[Figure collection entries]

* * * *

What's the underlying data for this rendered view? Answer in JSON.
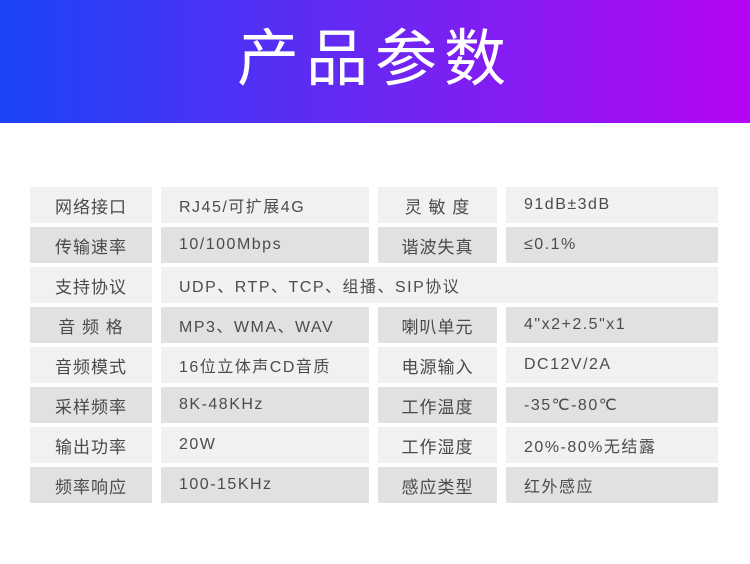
{
  "banner": {
    "title": "产品参数",
    "gradient_left": "#1b44f6",
    "gradient_right": "#b505f5",
    "title_color": "#ffffff"
  },
  "colors": {
    "row_light": "#f1f1f1",
    "row_dark": "#e1e1e1",
    "text": "#4a4a4a"
  },
  "table": {
    "rows": [
      {
        "label1": "网络接口",
        "value1": "RJ45/可扩展4G",
        "label2": "灵 敏 度",
        "value2": "91dB±3dB"
      },
      {
        "label1": "传输速率",
        "value1": "10/100Mbps",
        "label2": "谐波失真",
        "value2": "≤0.1%"
      },
      {
        "label1": "支持协议",
        "value1": "UDP、RTP、TCP、组播、SIP协议"
      },
      {
        "label1": "音 频 格",
        "value1": "MP3、WMA、WAV",
        "label2": "喇叭单元",
        "value2": "4\"x2+2.5\"x1"
      },
      {
        "label1": "音频模式",
        "value1": "16位立体声CD音质",
        "label2": "电源输入",
        "value2": "DC12V/2A"
      },
      {
        "label1": "采样频率",
        "value1": "8K-48KHz",
        "label2": "工作温度",
        "value2": "-35℃-80℃"
      },
      {
        "label1": "输出功率",
        "value1": "20W",
        "label2": "工作湿度",
        "value2": "20%-80%无结露"
      },
      {
        "label1": "频率响应",
        "value1": "100-15KHz",
        "label2": "感应类型",
        "value2": "红外感应"
      }
    ]
  }
}
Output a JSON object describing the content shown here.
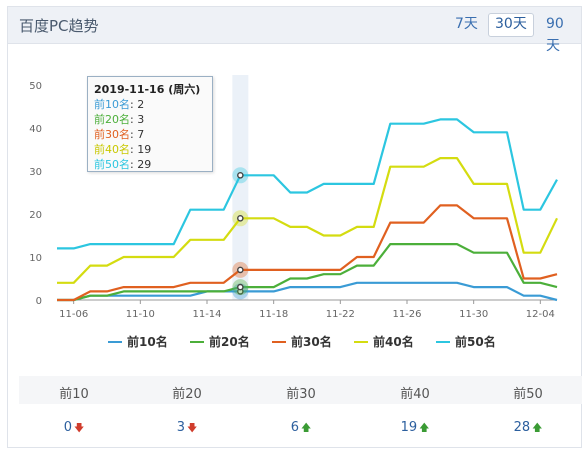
{
  "header": {
    "title": "百度PC趋势",
    "ranges": [
      "7天",
      "30天",
      "90天"
    ],
    "active_range": "30天"
  },
  "chart_data": {
    "type": "line",
    "x": [
      "11-05",
      "11-06",
      "11-07",
      "11-08",
      "11-09",
      "11-10",
      "11-11",
      "11-12",
      "11-13",
      "11-14",
      "11-15",
      "11-16",
      "11-17",
      "11-18",
      "11-19",
      "11-20",
      "11-21",
      "11-22",
      "11-23",
      "11-24",
      "11-25",
      "11-26",
      "11-27",
      "11-28",
      "11-29",
      "11-30",
      "12-01",
      "12-02",
      "12-03",
      "12-04",
      "12-05"
    ],
    "x_tick_labels": [
      "11-06",
      "11-10",
      "11-14",
      "11-18",
      "11-22",
      "11-26",
      "11-30",
      "12-04"
    ],
    "ylim": [
      0,
      50
    ],
    "y_ticks": [
      0,
      10,
      20,
      30,
      40,
      50
    ],
    "series": [
      {
        "name": "前10名",
        "color": "#3a9bd5",
        "values": [
          0,
          0,
          1,
          1,
          1,
          1,
          1,
          1,
          1,
          2,
          2,
          2,
          2,
          2,
          3,
          3,
          3,
          3,
          4,
          4,
          4,
          4,
          4,
          4,
          4,
          3,
          3,
          3,
          1,
          1,
          0
        ]
      },
      {
        "name": "前20名",
        "color": "#4caf3a",
        "values": [
          0,
          0,
          1,
          1,
          2,
          2,
          2,
          2,
          2,
          2,
          2,
          3,
          3,
          3,
          5,
          5,
          6,
          6,
          8,
          8,
          13,
          13,
          13,
          13,
          13,
          11,
          11,
          11,
          4,
          4,
          3
        ]
      },
      {
        "name": "前30名",
        "color": "#e06020",
        "values": [
          0,
          0,
          2,
          2,
          3,
          3,
          3,
          3,
          4,
          4,
          4,
          7,
          7,
          7,
          7,
          7,
          7,
          7,
          10,
          10,
          18,
          18,
          18,
          22,
          22,
          19,
          19,
          19,
          5,
          5,
          6
        ]
      },
      {
        "name": "前40名",
        "color": "#d4dc10",
        "values": [
          4,
          4,
          8,
          8,
          10,
          10,
          10,
          10,
          14,
          14,
          14,
          19,
          19,
          19,
          17,
          17,
          15,
          15,
          17,
          17,
          31,
          31,
          31,
          33,
          33,
          27,
          27,
          27,
          11,
          11,
          19
        ]
      },
      {
        "name": "前50名",
        "color": "#2cc6e0",
        "values": [
          12,
          12,
          13,
          13,
          13,
          13,
          13,
          13,
          21,
          21,
          21,
          29,
          29,
          29,
          25,
          25,
          27,
          27,
          27,
          27,
          41,
          41,
          41,
          42,
          42,
          39,
          39,
          39,
          21,
          21,
          28
        ]
      }
    ],
    "highlight_index": 11
  },
  "tooltip": {
    "title": "2019-11-16 (周六)",
    "rows": [
      {
        "label": "前10名",
        "value": "2",
        "color": "#3a9bd5"
      },
      {
        "label": "前20名",
        "value": "3",
        "color": "#4caf3a"
      },
      {
        "label": "前30名",
        "value": "7",
        "color": "#e06020"
      },
      {
        "label": "前40名",
        "value": "19",
        "color": "#c8c800"
      },
      {
        "label": "前50名",
        "value": "29",
        "color": "#2cc6e0"
      }
    ]
  },
  "legend": [
    "前10名",
    "前20名",
    "前30名",
    "前40名",
    "前50名"
  ],
  "summary": {
    "headers": [
      "前10",
      "前20",
      "前30",
      "前40",
      "前50"
    ],
    "values": [
      "0",
      "3",
      "6",
      "19",
      "28"
    ],
    "trends": [
      "down",
      "down",
      "up",
      "up",
      "up"
    ]
  }
}
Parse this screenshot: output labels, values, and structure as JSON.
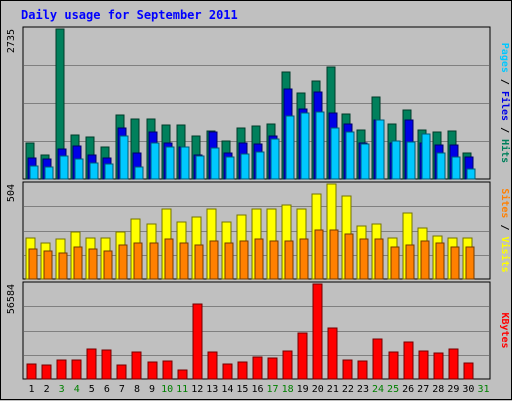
{
  "chart_data": {
    "type": "bar",
    "title": "Daily usage for September 2011",
    "categories": [
      "1",
      "2",
      "3",
      "4",
      "5",
      "6",
      "7",
      "8",
      "9",
      "10",
      "11",
      "12",
      "13",
      "14",
      "15",
      "16",
      "17",
      "18",
      "19",
      "20",
      "21",
      "22",
      "23",
      "24",
      "25",
      "26",
      "27",
      "28",
      "29",
      "30",
      "31"
    ],
    "weekend_days": [
      "3",
      "4",
      "10",
      "11",
      "17",
      "18",
      "24",
      "25",
      "31"
    ],
    "colors": {
      "hits": "#00805c",
      "files": "#0000e6",
      "pages": "#00c8ff",
      "visits": "#ffff00",
      "sites": "#ff8000",
      "kbytes": "#ff0000",
      "weekday_label": "#000000",
      "weekend_label": "#008000",
      "title": "#0000ff",
      "plot_bg": "#c0c0c0",
      "grid": "#808080"
    },
    "panels": [
      {
        "id": "hits_files_pages",
        "ymax_label": "2735",
        "ymax": 2735,
        "legend": [
          "Pages",
          "Files",
          "Hits"
        ],
        "legend_separator": "/",
        "series": [
          {
            "name": "Hits",
            "color": "#00805c",
            "values": [
              650,
              430,
              2735,
              810,
              760,
              590,
              1160,
              1090,
              1090,
              990,
              980,
              790,
              880,
              700,
              930,
              960,
              1000,
              1950,
              1570,
              1780,
              2050,
              1180,
              890,
              1490,
              1010,
              1250,
              890,
              860,
              880,
              480,
              null
            ]
          },
          {
            "name": "Files",
            "color": "#0000e6",
            "values": [
              390,
              360,
              540,
              610,
              440,
              380,
              930,
              480,
              860,
              660,
              590,
              440,
              850,
              480,
              650,
              630,
              780,
              1650,
              1280,
              1580,
              1200,
              1010,
              660,
              1080,
              650,
              1080,
              650,
              620,
              620,
              410,
              null
            ]
          },
          {
            "name": "Pages",
            "color": "#00c8ff",
            "values": [
              230,
              210,
              420,
              370,
              300,
              270,
              790,
              210,
              660,
              590,
              580,
              420,
              560,
              400,
              450,
              490,
              730,
              1150,
              1210,
              1220,
              930,
              860,
              630,
              1080,
              700,
              670,
              820,
              480,
              400,
              190,
              null
            ]
          }
        ]
      },
      {
        "id": "visits_sites",
        "ymax_label": "504",
        "ymax": 504,
        "legend": [
          "Sites",
          "Visits"
        ],
        "legend_separator": "/",
        "series": [
          {
            "name": "Visits",
            "color": "#ffff00",
            "values": [
              220,
              190,
              210,
              250,
              220,
              220,
              250,
              320,
              290,
              370,
              300,
              330,
              370,
              300,
              340,
              370,
              370,
              390,
              370,
              450,
              504,
              440,
              280,
              290,
              220,
              350,
              270,
              230,
              220,
              220,
              null
            ]
          },
          {
            "name": "Sites",
            "color": "#ff8000",
            "values": [
              160,
              150,
              140,
              170,
              160,
              150,
              180,
              190,
              190,
              210,
              190,
              180,
              200,
              190,
              200,
              210,
              200,
              200,
              210,
              260,
              260,
              240,
              210,
              210,
              170,
              180,
              200,
              190,
              170,
              170,
              null
            ]
          }
        ]
      },
      {
        "id": "kbytes",
        "ymax_label": "56584",
        "ymax": 56584,
        "legend": [
          "KBytes"
        ],
        "legend_separator": "",
        "series": [
          {
            "name": "KBytes",
            "color": "#ff0000",
            "values": [
              9100,
              8200,
              11400,
              11600,
              17600,
              17000,
              8100,
              16000,
              10400,
              10600,
              5500,
              44700,
              15900,
              8700,
              10300,
              13400,
              12700,
              16600,
              27400,
              56584,
              30100,
              11600,
              11000,
              24000,
              15800,
              21900,
              16900,
              15300,
              17900,
              9300,
              null
            ]
          }
        ]
      }
    ]
  }
}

* * * *

Your task is to list each line of the records with the word "this".

What's the underlying data for this rendered view? Answer in JSON.
Parse this screenshot: output labels, values, and structure as JSON.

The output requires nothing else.